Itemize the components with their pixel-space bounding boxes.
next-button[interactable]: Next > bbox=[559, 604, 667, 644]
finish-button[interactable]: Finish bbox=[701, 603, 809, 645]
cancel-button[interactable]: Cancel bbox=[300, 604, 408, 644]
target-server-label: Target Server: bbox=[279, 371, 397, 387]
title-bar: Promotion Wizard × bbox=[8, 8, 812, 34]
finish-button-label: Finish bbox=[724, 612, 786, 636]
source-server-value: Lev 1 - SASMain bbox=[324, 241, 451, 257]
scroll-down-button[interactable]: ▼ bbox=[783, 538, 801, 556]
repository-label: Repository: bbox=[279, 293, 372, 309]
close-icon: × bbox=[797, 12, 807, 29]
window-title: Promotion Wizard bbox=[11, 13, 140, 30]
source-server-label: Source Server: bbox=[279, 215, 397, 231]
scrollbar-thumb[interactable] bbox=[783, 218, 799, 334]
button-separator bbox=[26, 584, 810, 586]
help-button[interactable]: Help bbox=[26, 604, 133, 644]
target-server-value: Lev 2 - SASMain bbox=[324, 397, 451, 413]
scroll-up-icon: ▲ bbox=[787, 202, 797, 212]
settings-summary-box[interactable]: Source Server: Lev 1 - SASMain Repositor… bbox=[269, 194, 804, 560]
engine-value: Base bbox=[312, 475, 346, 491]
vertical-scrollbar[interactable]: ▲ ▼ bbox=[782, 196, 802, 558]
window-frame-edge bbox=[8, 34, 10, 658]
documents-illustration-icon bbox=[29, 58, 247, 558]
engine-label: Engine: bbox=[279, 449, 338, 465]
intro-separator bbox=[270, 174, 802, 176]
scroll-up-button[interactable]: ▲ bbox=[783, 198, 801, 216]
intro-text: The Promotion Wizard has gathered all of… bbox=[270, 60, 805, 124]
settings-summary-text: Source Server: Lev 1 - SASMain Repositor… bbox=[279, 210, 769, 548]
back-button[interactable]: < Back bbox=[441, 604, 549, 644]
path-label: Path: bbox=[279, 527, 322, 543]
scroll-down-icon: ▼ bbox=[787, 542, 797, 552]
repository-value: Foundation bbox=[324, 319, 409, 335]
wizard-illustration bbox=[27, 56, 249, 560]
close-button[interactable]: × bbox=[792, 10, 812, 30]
□ □ □ □
Exercise prompt
Copy out every line of the item above word for word, in the same order, changing nothing.

Written reply
Itemize the components with their pixel-space bounding boxes.
next-button[interactable]: Next > bbox=[559, 604, 667, 644]
finish-button[interactable]: Finish bbox=[701, 603, 809, 645]
cancel-button[interactable]: Cancel bbox=[300, 604, 408, 644]
target-server-label: Target Server: bbox=[279, 371, 397, 387]
title-bar: Promotion Wizard × bbox=[8, 8, 812, 34]
finish-button-label: Finish bbox=[724, 612, 786, 636]
source-server-value: Lev 1 - SASMain bbox=[324, 241, 451, 257]
scroll-down-button[interactable]: ▼ bbox=[783, 538, 801, 556]
repository-label: Repository: bbox=[279, 293, 372, 309]
close-icon: × bbox=[797, 12, 807, 29]
window-title: Promotion Wizard bbox=[11, 13, 140, 30]
source-server-label: Source Server: bbox=[279, 215, 397, 231]
scrollbar-thumb[interactable] bbox=[783, 218, 799, 334]
button-separator bbox=[26, 584, 810, 586]
help-button[interactable]: Help bbox=[26, 604, 133, 644]
target-server-value: Lev 2 - SASMain bbox=[324, 397, 451, 413]
scroll-up-icon: ▲ bbox=[787, 202, 797, 212]
settings-summary-box[interactable]: Source Server: Lev 1 - SASMain Repositor… bbox=[269, 194, 804, 560]
engine-value: Base bbox=[312, 475, 346, 491]
vertical-scrollbar[interactable]: ▲ ▼ bbox=[782, 196, 802, 558]
window-frame-edge bbox=[8, 34, 10, 658]
documents-illustration-icon bbox=[29, 58, 247, 558]
engine-label: Engine: bbox=[279, 449, 338, 465]
intro-separator bbox=[270, 174, 802, 176]
scroll-up-button[interactable]: ▲ bbox=[783, 198, 801, 216]
intro-text: The Promotion Wizard has gathered all of… bbox=[270, 60, 805, 124]
settings-summary-text: Source Server: Lev 1 - SASMain Repositor… bbox=[279, 210, 769, 548]
back-button[interactable]: < Back bbox=[441, 604, 549, 644]
path-label: Path: bbox=[279, 527, 322, 543]
scroll-down-icon: ▼ bbox=[787, 542, 797, 552]
repository-value: Foundation bbox=[324, 319, 409, 335]
wizard-illustration bbox=[27, 56, 249, 560]
close-button[interactable]: × bbox=[792, 10, 812, 30]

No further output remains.